* [Given request]
Repeat every entry word for word, skipping the pictures.

#####

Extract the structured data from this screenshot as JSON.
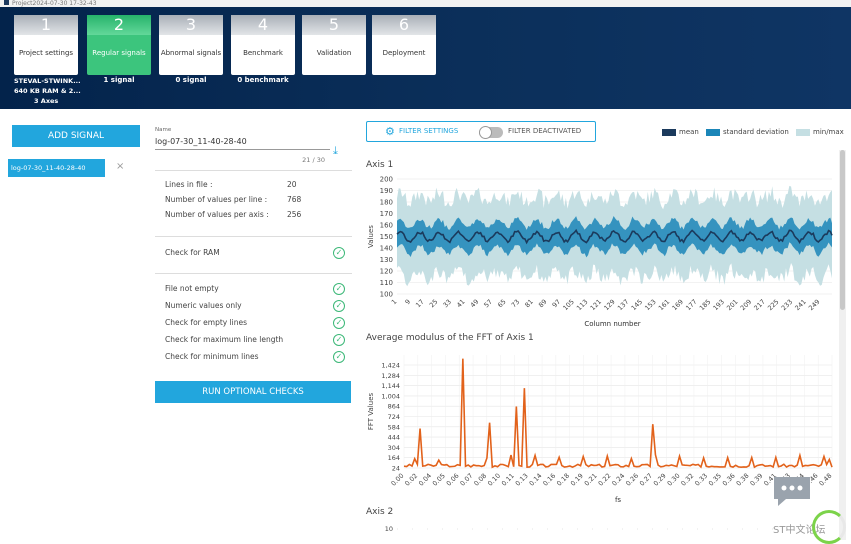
{
  "project_title": "Project2024-07-30 17-32-43",
  "steps": [
    {
      "num": "1",
      "label": "Project settings",
      "sub": ""
    },
    {
      "num": "2",
      "label": "Regular signals",
      "sub": "1 signal"
    },
    {
      "num": "3",
      "label": "Abnormal signals",
      "sub": "0 signal"
    },
    {
      "num": "4",
      "label": "Benchmark",
      "sub": "0 benchmark"
    },
    {
      "num": "5",
      "label": "Validation",
      "sub": ""
    },
    {
      "num": "6",
      "label": "Deployment",
      "sub": ""
    }
  ],
  "device": {
    "line1": "STEVAL-STWINK...",
    "line2": "640 KB RAM & 2...",
    "line3": "3 Axes"
  },
  "left": {
    "add_signal": "ADD SIGNAL",
    "signal_name": "log-07-30_11-40-28-40",
    "close": "×"
  },
  "file": {
    "name_label": "Name",
    "name_value": "log-07-30_11-40-28-40",
    "counter": "21 / 30",
    "lines_label": "Lines in file :",
    "lines_value": "20",
    "vpl_label": "Number of values per line :",
    "vpl_value": "768",
    "vpa_label": "Number of values per axis :",
    "vpa_value": "256",
    "ram_check": "Check for RAM",
    "checks": [
      "File not empty",
      "Numeric values only",
      "Check for empty lines",
      "Check for maximum line length",
      "Check for minimum lines"
    ],
    "run_button": "RUN OPTIONAL CHECKS"
  },
  "filter": {
    "settings": "FILTER SETTINGS",
    "state": "FILTER DEACTIVATED"
  },
  "legend": [
    {
      "name": "mean",
      "color": "#1b3a5c"
    },
    {
      "name": "standard deviation",
      "color": "#1b86b8"
    },
    {
      "name": "min/max",
      "color": "#c5dfe3"
    }
  ],
  "watermark": "ST中文论坛",
  "chart_data": [
    {
      "type": "line",
      "title": "Axis 1",
      "ylabel": "Values",
      "xlabel": "Column number",
      "ylim": [
        100,
        200
      ],
      "yticks": [
        100,
        110,
        120,
        130,
        140,
        150,
        160,
        170,
        180,
        190,
        200
      ],
      "xticks": [
        1,
        9,
        17,
        25,
        33,
        41,
        49,
        57,
        65,
        73,
        81,
        89,
        97,
        105,
        113,
        121,
        129,
        137,
        145,
        153,
        161,
        169,
        177,
        185,
        193,
        201,
        209,
        217,
        225,
        233,
        241,
        249
      ],
      "series": [
        {
          "name": "mean",
          "approx_center": 150
        },
        {
          "name": "standard deviation",
          "approx_band": [
            138,
            163
          ]
        },
        {
          "name": "min/max",
          "approx_band": [
            112,
            188
          ]
        }
      ]
    },
    {
      "type": "line",
      "title": "Average modulus of the FFT of Axis 1",
      "ylabel": "FFT Values",
      "xlabel": "fs",
      "yticks": [
        24,
        164,
        304,
        444,
        584,
        724,
        864,
        1004,
        1144,
        1284,
        1424
      ],
      "xticks": [
        "0.00",
        "0.02",
        "0.04",
        "0.05",
        "0.06",
        "0.07",
        "0.08",
        "0.10",
        "0.11",
        "0.13",
        "0.14",
        "0.16",
        "0.18",
        "0.19",
        "0.21",
        "0.22",
        "0.24",
        "0.26",
        "0.27",
        "0.29",
        "0.30",
        "0.32",
        "0.33",
        "0.35",
        "0.36",
        "0.38",
        "0.39",
        "0.41",
        "0.43",
        "0.44",
        "0.46",
        "0.48"
      ],
      "series": [
        {
          "name": "FFT",
          "color": "#e2621b",
          "peaks": [
            [
              0.02,
              560
            ],
            [
              0.07,
              1510
            ],
            [
              0.1,
              640
            ],
            [
              0.13,
              860
            ],
            [
              0.14,
              1110
            ],
            [
              0.29,
              620
            ]
          ]
        }
      ]
    },
    {
      "type": "line",
      "title": "Axis 2",
      "yticks": [
        10
      ]
    }
  ]
}
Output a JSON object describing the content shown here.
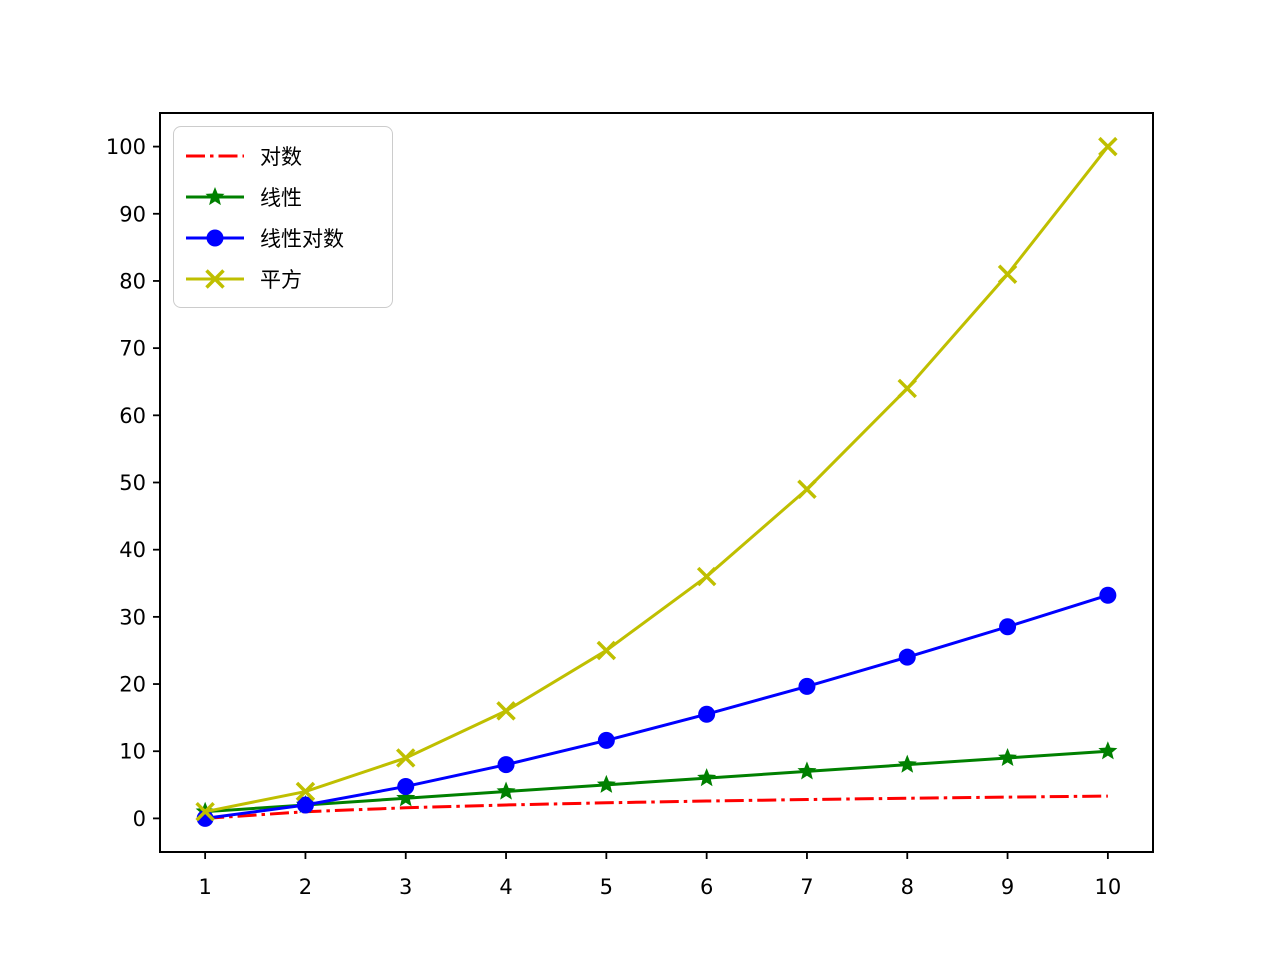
{
  "figure": {
    "background": "#ffffff",
    "axis_color": "#000000"
  },
  "chart_data": {
    "type": "line",
    "title": "",
    "xlabel": "",
    "ylabel": "",
    "grid": false,
    "legend_position": "upper-left",
    "x": [
      1,
      2,
      3,
      4,
      5,
      6,
      7,
      8,
      9,
      10
    ],
    "xlim": [
      0.55,
      10.45
    ],
    "ylim": [
      -5,
      105
    ],
    "xticks": [
      "1",
      "2",
      "3",
      "4",
      "5",
      "6",
      "7",
      "8",
      "9",
      "10"
    ],
    "yticks": [
      "0",
      "10",
      "20",
      "30",
      "40",
      "50",
      "60",
      "70",
      "80",
      "90",
      "100"
    ],
    "series": [
      {
        "name": "对数",
        "color": "#ff0000",
        "linestyle": "dashdot",
        "marker": "none",
        "values": [
          0,
          1,
          1.585,
          2,
          2.322,
          2.585,
          2.807,
          3,
          3.17,
          3.322
        ]
      },
      {
        "name": "线性",
        "color": "#008000",
        "linestyle": "solid",
        "marker": "star",
        "values": [
          1,
          2,
          3,
          4,
          5,
          6,
          7,
          8,
          9,
          10
        ]
      },
      {
        "name": "线性对数",
        "color": "#0000ff",
        "linestyle": "solid",
        "marker": "circle",
        "values": [
          0,
          2,
          4.755,
          8,
          11.61,
          15.51,
          19.651,
          24,
          28.529,
          33.219
        ]
      },
      {
        "name": "平方",
        "color": "#bfbf00",
        "linestyle": "solid",
        "marker": "x",
        "values": [
          1,
          4,
          9,
          16,
          25,
          36,
          49,
          64,
          81,
          100
        ]
      }
    ]
  }
}
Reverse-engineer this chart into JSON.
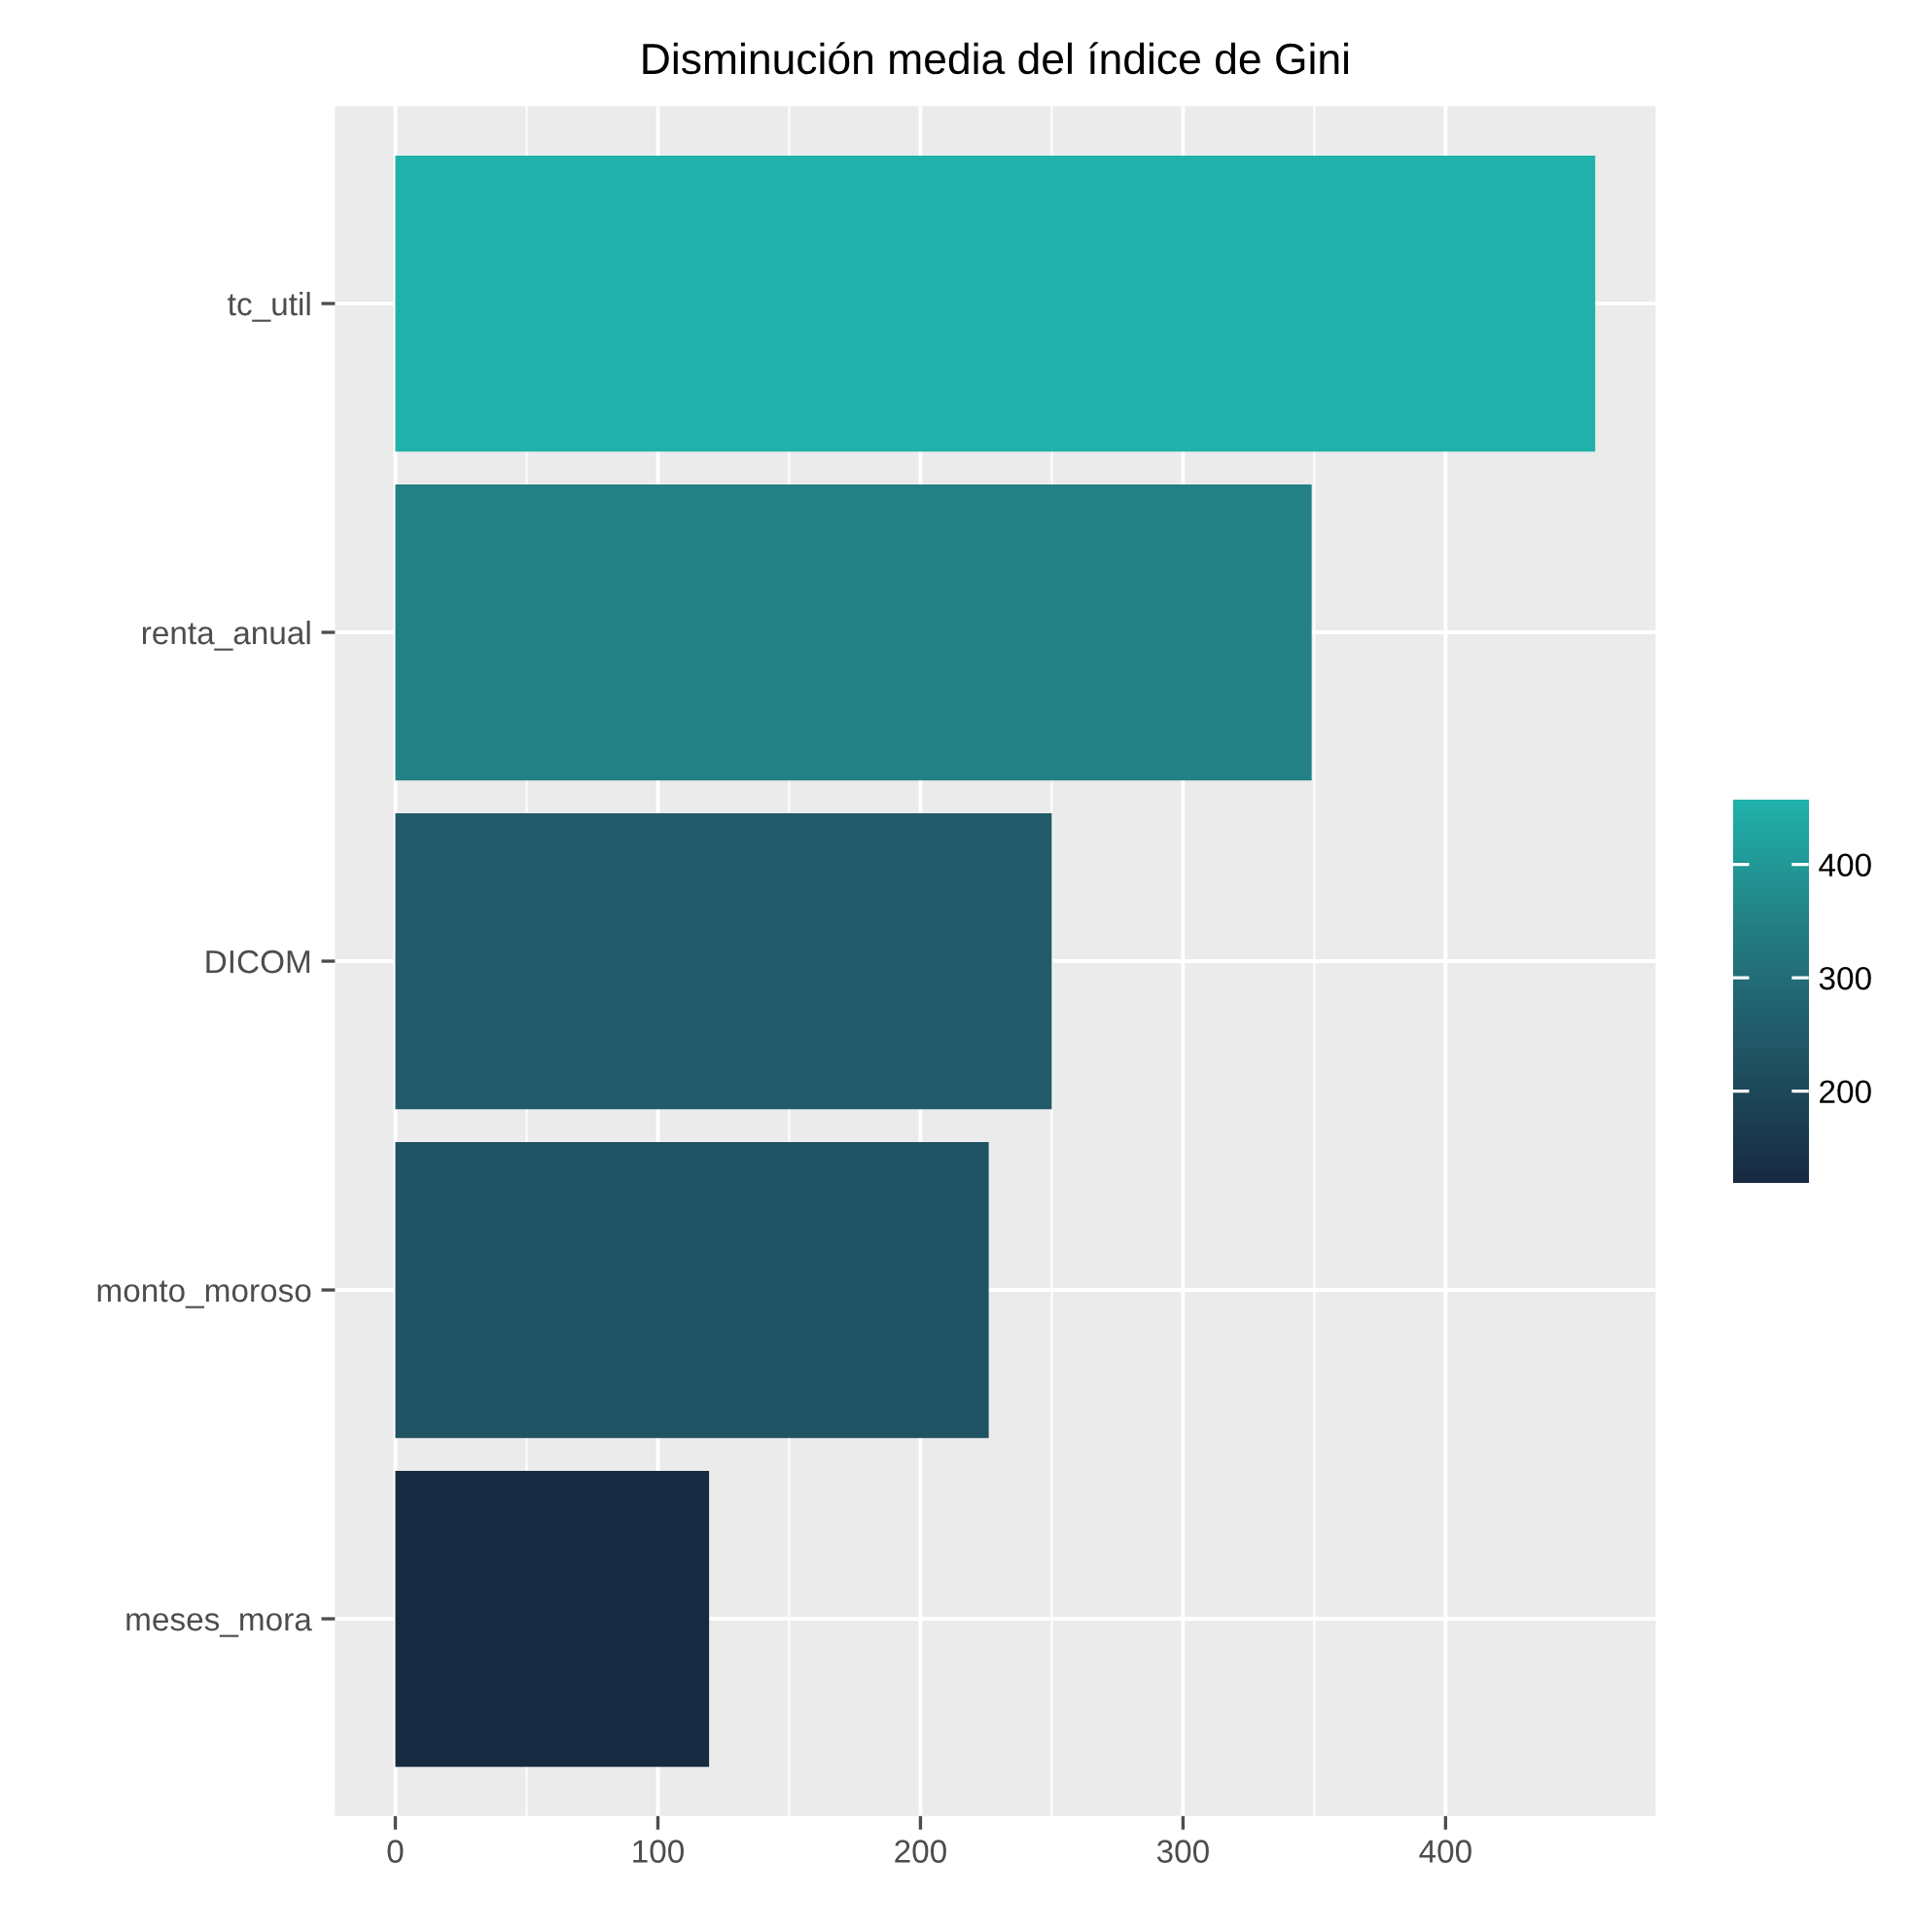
{
  "chart_data": {
    "type": "bar",
    "orientation": "horizontal",
    "title": "Disminución media del índice de Gini",
    "categories": [
      "tc_util",
      "renta_anual",
      "DICOM",
      "monto_moroso",
      "meses_mora"
    ],
    "values": [
      457,
      349,
      250,
      226,
      119.5
    ],
    "colors": [
      "#20b2aa",
      "#238085",
      "#225a69",
      "#1f5262",
      "#172a41"
    ],
    "xlim": [
      -23,
      480
    ],
    "xticks": [
      0,
      100,
      200,
      300,
      400
    ],
    "clim": [
      119.5,
      457
    ],
    "cticks": [
      200,
      300,
      400
    ],
    "grid": true
  }
}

#####

* [Result for this task]
Extract the structured data from this screenshot as JSON.
{
  "project_title": "Project2024-07-30 17-32-43",
  "steps": [
    {
      "num": "1",
      "label": "Project settings",
      "sub": ""
    },
    {
      "num": "2",
      "label": "Regular signals",
      "sub": "1 signal"
    },
    {
      "num": "3",
      "label": "Abnormal signals",
      "sub": "0 signal"
    },
    {
      "num": "4",
      "label": "Benchmark",
      "sub": "0 benchmark"
    },
    {
      "num": "5",
      "label": "Validation",
      "sub": ""
    },
    {
      "num": "6",
      "label": "Deployment",
      "sub": ""
    }
  ],
  "device": {
    "line1": "STEVAL-STWINK...",
    "line2": "640 KB RAM & 2...",
    "line3": "3 Axes"
  },
  "left": {
    "add_signal": "ADD SIGNAL",
    "signal_name": "log-07-30_11-40-28-40",
    "close": "×"
  },
  "file": {
    "name_label": "Name",
    "name_value": "log-07-30_11-40-28-40",
    "counter": "21 / 30",
    "lines_label": "Lines in file :",
    "lines_value": "20",
    "vpl_label": "Number of values per line :",
    "vpl_value": "768",
    "vpa_label": "Number of values per axis :",
    "vpa_value": "256",
    "ram_check": "Check for RAM",
    "checks": [
      "File not empty",
      "Numeric values only",
      "Check for empty lines",
      "Check for maximum line length",
      "Check for minimum lines"
    ],
    "run_button": "RUN OPTIONAL CHECKS"
  },
  "filter": {
    "settings": "FILTER SETTINGS",
    "state": "FILTER DEACTIVATED"
  },
  "legend": [
    {
      "name": "mean",
      "color": "#1b3a5c"
    },
    {
      "name": "standard deviation",
      "color": "#1b86b8"
    },
    {
      "name": "min/max",
      "color": "#c5dfe3"
    }
  ],
  "watermark": "ST中文论坛",
  "chart_data": [
    {
      "type": "line",
      "title": "Axis 1",
      "ylabel": "Values",
      "xlabel": "Column number",
      "ylim": [
        100,
        200
      ],
      "yticks": [
        100,
        110,
        120,
        130,
        140,
        150,
        160,
        170,
        180,
        190,
        200
      ],
      "xticks": [
        1,
        9,
        17,
        25,
        33,
        41,
        49,
        57,
        65,
        73,
        81,
        89,
        97,
        105,
        113,
        121,
        129,
        137,
        145,
        153,
        161,
        169,
        177,
        185,
        193,
        201,
        209,
        217,
        225,
        233,
        241,
        249
      ],
      "series": [
        {
          "name": "mean",
          "approx_center": 150
        },
        {
          "name": "standard deviation",
          "approx_band": [
            138,
            163
          ]
        },
        {
          "name": "min/max",
          "approx_band": [
            112,
            188
          ]
        }
      ]
    },
    {
      "type": "line",
      "title": "Average modulus of the FFT of Axis 1",
      "ylabel": "FFT Values",
      "xlabel": "fs",
      "yticks": [
        24,
        164,
        304,
        444,
        584,
        724,
        864,
        1004,
        1144,
        1284,
        1424
      ],
      "xticks": [
        "0.00",
        "0.02",
        "0.04",
        "0.05",
        "0.06",
        "0.07",
        "0.08",
        "0.10",
        "0.11",
        "0.13",
        "0.14",
        "0.16",
        "0.18",
        "0.19",
        "0.21",
        "0.22",
        "0.24",
        "0.26",
        "0.27",
        "0.29",
        "0.30",
        "0.32",
        "0.33",
        "0.35",
        "0.36",
        "0.38",
        "0.39",
        "0.41",
        "0.43",
        "0.44",
        "0.46",
        "0.48"
      ],
      "series": [
        {
          "name": "FFT",
          "color": "#e2621b",
          "peaks": [
            [
              0.02,
              560
            ],
            [
              0.07,
              1510
            ],
            [
              0.1,
              640
            ],
            [
              0.13,
              860
            ],
            [
              0.14,
              1110
            ],
            [
              0.29,
              620
            ]
          ]
        }
      ]
    },
    {
      "type": "line",
      "title": "Axis 2",
      "yticks": [
        10
      ]
    }
  ]
}
Output a JSON object describing the content shown here.
{
  "figure": {
    "background": "#ffffff",
    "axis_color": "#000000"
  },
  "chart_data": {
    "type": "line",
    "title": "",
    "xlabel": "",
    "ylabel": "",
    "grid": false,
    "legend_position": "upper-left",
    "x": [
      1,
      2,
      3,
      4,
      5,
      6,
      7,
      8,
      9,
      10
    ],
    "xlim": [
      0.55,
      10.45
    ],
    "ylim": [
      -5,
      105
    ],
    "xticks": [
      "1",
      "2",
      "3",
      "4",
      "5",
      "6",
      "7",
      "8",
      "9",
      "10"
    ],
    "yticks": [
      "0",
      "10",
      "20",
      "30",
      "40",
      "50",
      "60",
      "70",
      "80",
      "90",
      "100"
    ],
    "series": [
      {
        "name": "对数",
        "color": "#ff0000",
        "linestyle": "dashdot",
        "marker": "none",
        "values": [
          0,
          1,
          1.585,
          2,
          2.322,
          2.585,
          2.807,
          3,
          3.17,
          3.322
        ]
      },
      {
        "name": "线性",
        "color": "#008000",
        "linestyle": "solid",
        "marker": "star",
        "values": [
          1,
          2,
          3,
          4,
          5,
          6,
          7,
          8,
          9,
          10
        ]
      },
      {
        "name": "线性对数",
        "color": "#0000ff",
        "linestyle": "solid",
        "marker": "circle",
        "values": [
          0,
          2,
          4.755,
          8,
          11.61,
          15.51,
          19.651,
          24,
          28.529,
          33.219
        ]
      },
      {
        "name": "平方",
        "color": "#bfbf00",
        "linestyle": "solid",
        "marker": "x",
        "values": [
          1,
          4,
          9,
          16,
          25,
          36,
          49,
          64,
          81,
          100
        ]
      }
    ]
  }
}
Reverse-engineer this chart into JSON.
{
  "chart_data": {
    "type": "bar",
    "orientation": "horizontal",
    "title": "Disminución media del índice de Gini",
    "categories": [
      "tc_util",
      "renta_anual",
      "DICOM",
      "monto_moroso",
      "meses_mora"
    ],
    "values": [
      457,
      349,
      250,
      226,
      119.5
    ],
    "colors": [
      "#20b2aa",
      "#238085",
      "#225a69",
      "#1f5262",
      "#172a41"
    ],
    "xlim": [
      -23,
      480
    ],
    "xticks": [
      0,
      100,
      200,
      300,
      400
    ],
    "clim": [
      119.5,
      457
    ],
    "cticks": [
      200,
      300,
      400
    ],
    "grid": true
  }
}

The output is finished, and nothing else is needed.